__Directive__: Count the lines in the spatial layout data that contain the word "node", and reply with only the number.

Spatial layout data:
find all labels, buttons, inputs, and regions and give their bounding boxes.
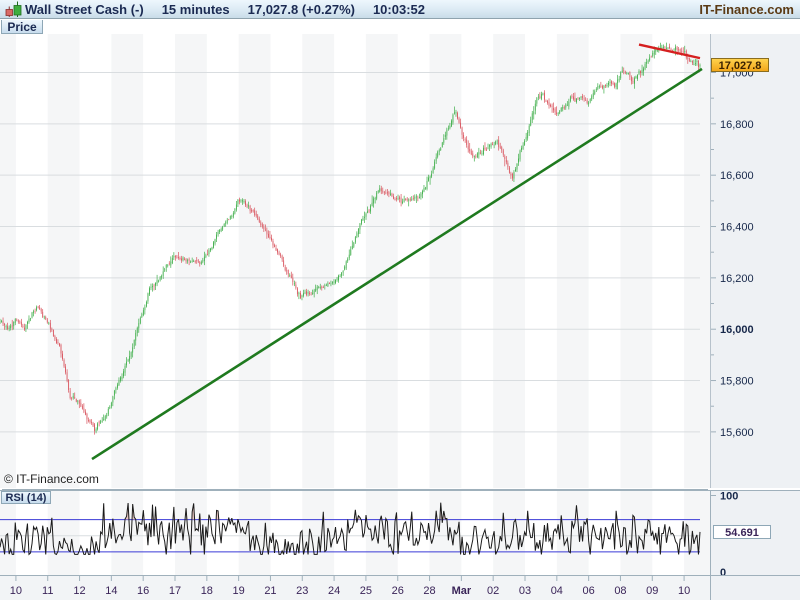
svg-text:23: 23 bbox=[296, 585, 308, 597]
svg-text:04: 04 bbox=[551, 585, 563, 597]
svg-text:09: 09 bbox=[646, 585, 658, 597]
svg-text:16,000: 16,000 bbox=[720, 324, 754, 336]
svg-text:28: 28 bbox=[423, 585, 435, 597]
svg-text:16: 16 bbox=[137, 585, 149, 597]
svg-text:17: 17 bbox=[169, 585, 181, 597]
svg-text:16,200: 16,200 bbox=[720, 273, 754, 285]
svg-text:02: 02 bbox=[487, 585, 499, 597]
svg-text:18: 18 bbox=[201, 585, 213, 597]
svg-text:19: 19 bbox=[233, 585, 245, 597]
svg-text:06: 06 bbox=[583, 585, 595, 597]
svg-text:16,600: 16,600 bbox=[720, 170, 754, 182]
svg-text:15,600: 15,600 bbox=[720, 427, 754, 439]
svg-text:16,800: 16,800 bbox=[720, 119, 754, 131]
svg-text:11: 11 bbox=[42, 585, 53, 597]
svg-text:25: 25 bbox=[360, 585, 372, 597]
svg-text:100: 100 bbox=[720, 491, 738, 503]
svg-text:10: 10 bbox=[10, 585, 22, 597]
svg-text:Mar: Mar bbox=[452, 585, 472, 597]
svg-text:21: 21 bbox=[264, 585, 276, 597]
svg-text:15,800: 15,800 bbox=[720, 376, 754, 388]
svg-text:03: 03 bbox=[519, 585, 531, 597]
svg-text:16,400: 16,400 bbox=[720, 222, 754, 234]
svg-text:10: 10 bbox=[678, 585, 690, 597]
svg-text:26: 26 bbox=[392, 585, 404, 597]
svg-text:08: 08 bbox=[614, 585, 626, 597]
svg-text:14: 14 bbox=[105, 585, 117, 597]
svg-text:12: 12 bbox=[73, 585, 85, 597]
svg-text:24: 24 bbox=[328, 585, 340, 597]
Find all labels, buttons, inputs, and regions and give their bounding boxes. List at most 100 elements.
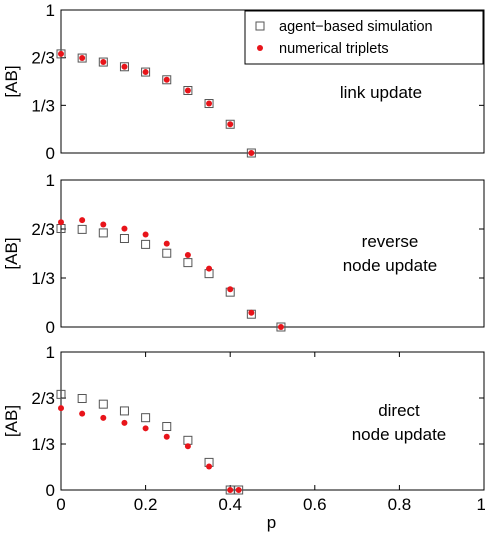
series-numerical-triplets [58, 50, 255, 156]
data-point-dot [248, 309, 255, 316]
x-tick-label: 0.2 [134, 495, 158, 514]
data-point-dot [79, 55, 86, 62]
data-point-dot [277, 324, 284, 330]
data-point-dot [142, 69, 149, 76]
y-tick-label: 1 [46, 343, 55, 362]
y-tick-label: 1 [46, 171, 55, 190]
data-point-dot [142, 425, 149, 432]
panel-annotation: node update [352, 425, 447, 444]
data-point-square [119, 234, 129, 244]
data-point-square [225, 119, 235, 129]
plot-frame [60, 9, 485, 154]
data-point-dot [58, 405, 64, 412]
data-point-dot [163, 76, 170, 83]
data-point-square [141, 239, 151, 249]
legend-entry: agent−based simulation [279, 19, 433, 35]
series-numerical-triplets [58, 405, 242, 493]
data-point-square [77, 53, 87, 63]
legend-entry: numerical triplets [279, 41, 389, 57]
data-point-square [234, 485, 244, 495]
data-point-dot [79, 410, 86, 417]
data-point-square [56, 389, 66, 399]
data-point-square [119, 62, 129, 72]
series-numerical-triplets [58, 217, 284, 330]
legend: agent−based simulation numerical triplets [244, 10, 484, 65]
chart-panel-2: 0 1/3 2/3 1 [AB] reverse node update [2, 171, 485, 337]
data-point-square [246, 148, 256, 158]
data-point-square [183, 258, 193, 268]
data-point-dot [206, 265, 213, 272]
x-tick-label: 1 [477, 495, 485, 514]
data-point-dot [58, 219, 64, 226]
data-point-square [98, 399, 108, 409]
data-point-dot [121, 419, 128, 426]
data-point-dot [100, 221, 107, 228]
panel-annotation: node update [343, 256, 438, 275]
panel-annotation: direct [378, 401, 420, 420]
data-point-dot [142, 231, 149, 238]
series-agent-based-simulation [56, 49, 256, 158]
chart-panel-3: 0 1/3 2/3 1 0 0.2 0.4 0.6 0.8 1 p [AB] direct node up… [2, 343, 485, 532]
y-tick-label: 1 [46, 1, 55, 20]
x-tick-label: 0.6 [303, 495, 327, 514]
data-point-dot [121, 63, 128, 70]
x-tick-label: 0.4 [218, 495, 242, 514]
data-point-dot [227, 121, 234, 128]
legend-dot-marker [257, 45, 263, 51]
y-axis-label: [AB] [2, 405, 21, 437]
data-point-square [183, 435, 193, 445]
data-point-dot [100, 414, 107, 421]
data-point-dot [100, 59, 107, 66]
data-point-square [162, 248, 172, 258]
data-point-dot [163, 240, 170, 247]
data-point-square [204, 99, 214, 109]
y-tick-label: 0 [46, 144, 55, 163]
data-point-square [162, 75, 172, 85]
x-axis-label: p [267, 513, 276, 532]
y-tick-label: 0 [46, 481, 55, 500]
data-point-square [162, 422, 172, 432]
data-point-dot [206, 100, 213, 107]
data-point-square [119, 406, 129, 416]
y-tick-label: 0 [46, 318, 55, 337]
x-tick-label: 0 [56, 495, 65, 514]
data-point-square [98, 228, 108, 238]
y-axis-label: [AB] [2, 65, 21, 97]
plot-frame [60, 179, 485, 328]
data-point-dot [235, 487, 242, 493]
panel-annotation: reverse [362, 232, 419, 251]
data-point-square [77, 394, 87, 404]
y-tick-label: 1/3 [31, 435, 55, 454]
data-point-square [98, 57, 108, 67]
data-point-dot [248, 150, 255, 156]
data-point-dot [79, 217, 86, 224]
y-tick-label: 2/3 [31, 389, 55, 408]
series-agent-based-simulation [56, 389, 244, 495]
legend-box [244, 10, 484, 65]
plot-frame [60, 351, 485, 491]
data-point-square [183, 86, 193, 96]
data-point-dot [58, 50, 64, 57]
y-tick-label: 1/3 [31, 269, 55, 288]
y-tick-label: 1/3 [31, 96, 55, 115]
data-point-dot [184, 251, 191, 258]
y-axis-label: [AB] [2, 237, 21, 269]
data-point-square [77, 224, 87, 234]
data-point-square [56, 49, 66, 59]
y-tick-label: 2/3 [31, 220, 55, 239]
data-point-dot [184, 443, 191, 450]
data-point-dot [184, 87, 191, 94]
chart-panel-1: 0 1/3 2/3 1 [AB] link update agent−based simul… [2, 1, 485, 163]
panel-annotation: link update [340, 83, 422, 102]
data-point-square [141, 67, 151, 77]
data-point-dot [121, 225, 128, 232]
data-point-dot [206, 463, 213, 470]
y-tick-label: 2/3 [31, 49, 55, 68]
x-tick-label: 0.8 [388, 495, 412, 514]
data-point-dot [163, 433, 170, 440]
legend-square-marker [255, 21, 265, 31]
data-point-dot [227, 487, 234, 493]
data-point-dot [227, 286, 234, 293]
data-point-square [276, 322, 286, 332]
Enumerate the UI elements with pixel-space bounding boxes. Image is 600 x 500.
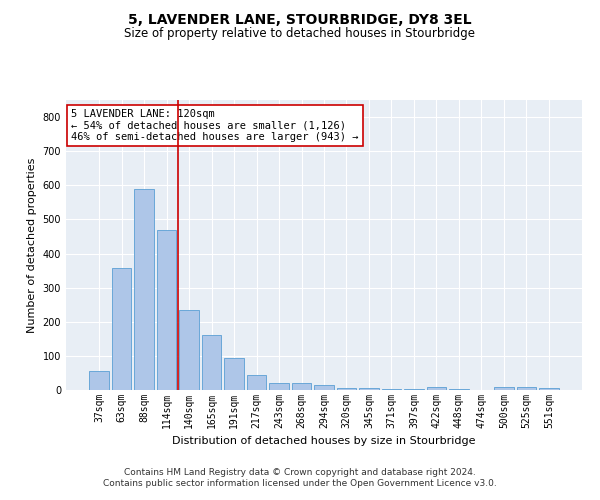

__Solution to this task__: 4